## Short exercise
Rewrite the items below from the line holding "x-tick-label: 2024 <box>513 354 543 369</box>" through the line holding "bar <box>836 323 852 348</box>", inclusive, changing "chart-title" to "panel-title" and leaving everything else as it is.

* start *

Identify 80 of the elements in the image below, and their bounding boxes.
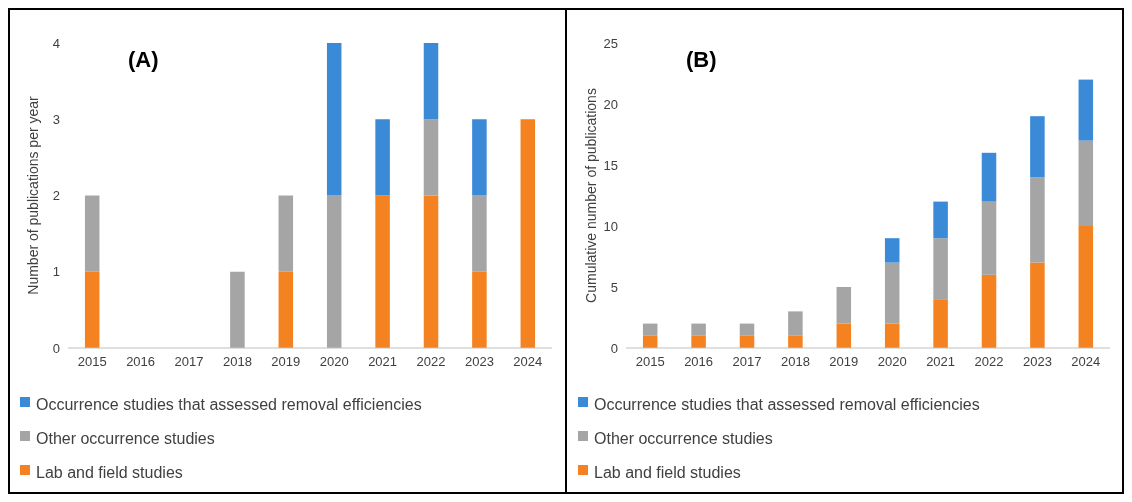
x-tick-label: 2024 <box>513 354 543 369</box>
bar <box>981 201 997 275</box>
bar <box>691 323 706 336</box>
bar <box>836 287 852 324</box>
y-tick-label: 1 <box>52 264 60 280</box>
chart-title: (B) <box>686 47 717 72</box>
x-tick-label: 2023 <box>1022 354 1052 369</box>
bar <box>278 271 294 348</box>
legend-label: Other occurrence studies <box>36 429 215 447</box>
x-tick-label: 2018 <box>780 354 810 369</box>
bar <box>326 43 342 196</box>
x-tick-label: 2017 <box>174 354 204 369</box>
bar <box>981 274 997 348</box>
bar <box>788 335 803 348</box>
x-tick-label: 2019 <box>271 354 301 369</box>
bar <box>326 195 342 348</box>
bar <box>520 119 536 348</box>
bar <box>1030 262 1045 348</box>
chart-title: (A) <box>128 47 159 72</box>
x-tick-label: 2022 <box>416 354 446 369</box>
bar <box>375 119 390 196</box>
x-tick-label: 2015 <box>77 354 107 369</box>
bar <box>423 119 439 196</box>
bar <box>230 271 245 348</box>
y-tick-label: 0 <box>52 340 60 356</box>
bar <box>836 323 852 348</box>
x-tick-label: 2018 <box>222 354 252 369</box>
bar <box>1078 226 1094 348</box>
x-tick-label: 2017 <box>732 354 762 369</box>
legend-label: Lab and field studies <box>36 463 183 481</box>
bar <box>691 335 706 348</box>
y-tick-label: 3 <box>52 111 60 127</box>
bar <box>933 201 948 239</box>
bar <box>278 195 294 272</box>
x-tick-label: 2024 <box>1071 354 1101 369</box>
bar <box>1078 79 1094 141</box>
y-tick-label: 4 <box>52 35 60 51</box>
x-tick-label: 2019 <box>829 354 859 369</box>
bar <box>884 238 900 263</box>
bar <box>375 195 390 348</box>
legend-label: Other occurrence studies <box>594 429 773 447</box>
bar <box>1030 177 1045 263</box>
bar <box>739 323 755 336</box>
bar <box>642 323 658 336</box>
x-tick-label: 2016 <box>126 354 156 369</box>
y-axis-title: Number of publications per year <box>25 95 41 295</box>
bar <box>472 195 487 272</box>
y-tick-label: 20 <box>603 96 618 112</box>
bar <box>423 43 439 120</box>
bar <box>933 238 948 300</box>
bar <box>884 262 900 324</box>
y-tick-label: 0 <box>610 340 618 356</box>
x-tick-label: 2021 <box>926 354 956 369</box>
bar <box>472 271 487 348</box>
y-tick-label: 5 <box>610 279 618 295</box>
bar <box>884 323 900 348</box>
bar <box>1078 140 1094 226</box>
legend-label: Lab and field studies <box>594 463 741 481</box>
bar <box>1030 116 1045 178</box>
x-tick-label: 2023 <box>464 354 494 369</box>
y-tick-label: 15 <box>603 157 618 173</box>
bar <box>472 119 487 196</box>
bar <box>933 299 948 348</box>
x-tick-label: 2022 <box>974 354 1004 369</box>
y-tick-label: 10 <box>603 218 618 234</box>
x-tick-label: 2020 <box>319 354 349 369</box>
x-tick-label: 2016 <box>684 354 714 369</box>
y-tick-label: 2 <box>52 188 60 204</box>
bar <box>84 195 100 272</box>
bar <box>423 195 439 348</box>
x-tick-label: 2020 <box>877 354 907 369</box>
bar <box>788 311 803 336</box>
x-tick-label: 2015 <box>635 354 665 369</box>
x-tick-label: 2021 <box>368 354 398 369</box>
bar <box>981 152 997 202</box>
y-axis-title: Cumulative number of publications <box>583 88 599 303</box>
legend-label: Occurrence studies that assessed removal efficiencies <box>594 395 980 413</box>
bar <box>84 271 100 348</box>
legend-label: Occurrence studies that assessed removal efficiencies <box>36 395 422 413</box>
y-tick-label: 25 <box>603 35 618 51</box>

* end *
* start *

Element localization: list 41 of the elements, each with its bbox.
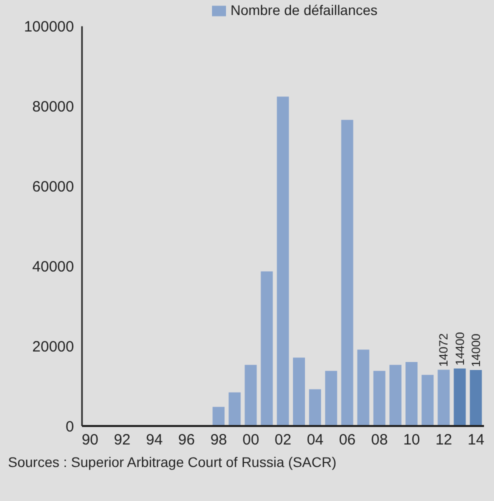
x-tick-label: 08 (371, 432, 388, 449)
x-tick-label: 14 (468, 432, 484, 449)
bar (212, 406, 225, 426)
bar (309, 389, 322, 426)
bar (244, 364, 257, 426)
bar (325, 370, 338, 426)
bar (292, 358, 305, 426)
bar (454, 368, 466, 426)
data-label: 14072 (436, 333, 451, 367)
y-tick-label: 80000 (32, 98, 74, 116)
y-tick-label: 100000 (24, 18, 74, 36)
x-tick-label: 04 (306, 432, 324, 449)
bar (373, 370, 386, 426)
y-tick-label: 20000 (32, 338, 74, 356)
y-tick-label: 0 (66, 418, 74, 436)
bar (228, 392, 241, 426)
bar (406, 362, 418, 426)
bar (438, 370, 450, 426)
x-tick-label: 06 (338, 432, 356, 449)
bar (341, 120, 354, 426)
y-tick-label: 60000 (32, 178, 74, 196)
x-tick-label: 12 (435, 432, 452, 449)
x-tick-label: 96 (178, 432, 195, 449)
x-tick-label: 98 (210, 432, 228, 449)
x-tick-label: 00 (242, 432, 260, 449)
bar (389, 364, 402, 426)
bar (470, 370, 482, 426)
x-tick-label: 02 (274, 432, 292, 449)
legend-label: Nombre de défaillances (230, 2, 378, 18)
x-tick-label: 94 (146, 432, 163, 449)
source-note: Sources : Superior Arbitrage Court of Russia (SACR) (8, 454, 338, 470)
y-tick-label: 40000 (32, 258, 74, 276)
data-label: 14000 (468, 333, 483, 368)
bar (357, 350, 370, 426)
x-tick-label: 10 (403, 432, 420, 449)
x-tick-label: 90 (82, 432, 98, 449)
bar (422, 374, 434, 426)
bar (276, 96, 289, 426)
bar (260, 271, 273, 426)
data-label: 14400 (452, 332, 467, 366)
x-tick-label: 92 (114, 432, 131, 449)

* end *

## Reply to the exercise
x-tick-label: 2024 <box>513 354 543 369</box>
bar <box>981 201 997 275</box>
bar <box>691 323 706 336</box>
bar <box>836 287 852 324</box>
y-tick-label: 1 <box>52 264 60 280</box>
panel-title: (B) <box>686 47 717 72</box>
x-tick-label: 2023 <box>1022 354 1052 369</box>
bar <box>278 271 294 348</box>
legend-label: Other occurrence studies <box>36 429 215 447</box>
x-tick-label: 2018 <box>780 354 810 369</box>
bar <box>326 43 342 196</box>
x-tick-label: 2017 <box>174 354 204 369</box>
bar <box>981 274 997 348</box>
bar <box>788 335 803 348</box>
x-tick-label: 2019 <box>271 354 301 369</box>
bar <box>326 195 342 348</box>
bar <box>520 119 536 348</box>
bar <box>1030 262 1045 348</box>
panel-title: (A) <box>128 47 159 72</box>
x-tick-label: 2022 <box>416 354 446 369</box>
bar <box>375 119 390 196</box>
x-tick-label: 2015 <box>77 354 107 369</box>
bar <box>423 119 439 196</box>
bar <box>230 271 245 348</box>
y-tick-label: 0 <box>52 340 60 356</box>
bar <box>836 323 852 348</box>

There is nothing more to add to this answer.